REQUIRED TASK: Print out each record below, unaltered and complete, without its images.

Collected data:
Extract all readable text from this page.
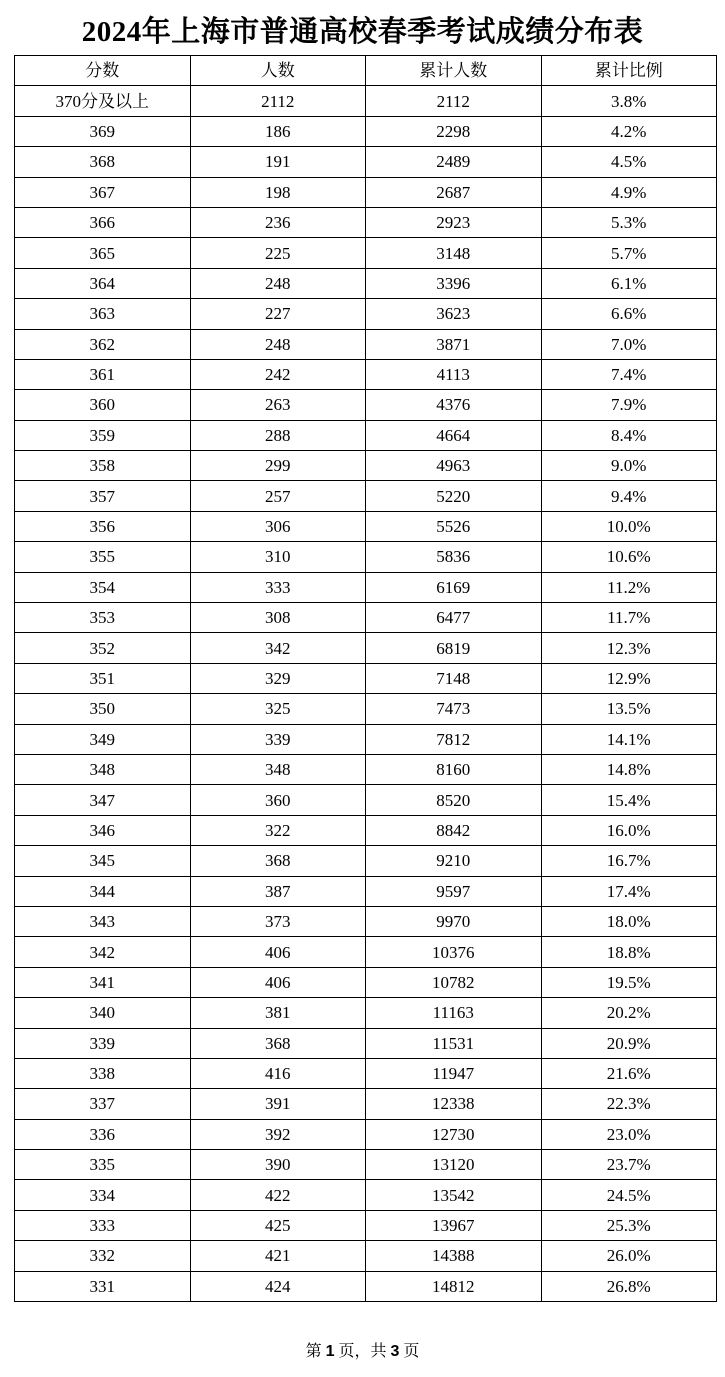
2024年上海市普通高校春季考试成绩分布表
分数	人数	累计人数	累计比例
370分及以上	2112	2112	3.8%
369	186	2298	4.2%
368	191	2489	4.5%
367	198	2687	4.9%
366	236	2923	5.3%
365	225	3148	5.7%
364	248	3396	6.1%
363	227	3623	6.6%
362	248	3871	7.0%
361	242	4113	7.4%
360	263	4376	7.9%
359	288	4664	8.4%
358	299	4963	9.0%
357	257	5220	9.4%
356	306	5526	10.0%
355	310	5836	10.6%
354	333	6169	11.2%
353	308	6477	11.7%
352	342	6819	12.3%
351	329	7148	12.9%
350	325	7473	13.5%
349	339	7812	14.1%
348	348	8160	14.8%
347	360	8520	15.4%
346	322	8842	16.0%
345	368	9210	16.7%
344	387	9597	17.4%
343	373	9970	18.0%
342	406	10376	18.8%
341	406	10782	19.5%
340	381	11163	20.2%
339	368	11531	20.9%
338	416	11947	21.6%
337	391	12338	22.3%
336	392	12730	23.0%
335	390	13120	23.7%
334	422	13542	24.5%
333	425	13967	25.3%
332	421	14388	26.0%
331	424	14812	26.8%
第 1 页，共 3 页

COMPLETED EXERCISE:
Extract all readable text from this page.
2024年上海市普通高校春季考试成绩分布表
分数	人数	累计人数	累计比例
370分及以上	2112	2112	3.8%
369	186	2298	4.2%
368	191	2489	4.5%
367	198	2687	4.9%
366	236	2923	5.3%
365	225	3148	5.7%
364	248	3396	6.1%
363	227	3623	6.6%
362	248	3871	7.0%
361	242	4113	7.4%
360	263	4376	7.9%
359	288	4664	8.4%
358	299	4963	9.0%
357	257	5220	9.4%
356	306	5526	10.0%
355	310	5836	10.6%
354	333	6169	11.2%
353	308	6477	11.7%
352	342	6819	12.3%
351	329	7148	12.9%
350	325	7473	13.5%
349	339	7812	14.1%
348	348	8160	14.8%
347	360	8520	15.4%
346	322	8842	16.0%
345	368	9210	16.7%
344	387	9597	17.4%
343	373	9970	18.0%
342	406	10376	18.8%
341	406	10782	19.5%
340	381	11163	20.2%
339	368	11531	20.9%
338	416	11947	21.6%
337	391	12338	22.3%
336	392	12730	23.0%
335	390	13120	23.7%
334	422	13542	24.5%
333	425	13967	25.3%
332	421	14388	26.0%
331	424	14812	26.8%
第 1 页，共 3 页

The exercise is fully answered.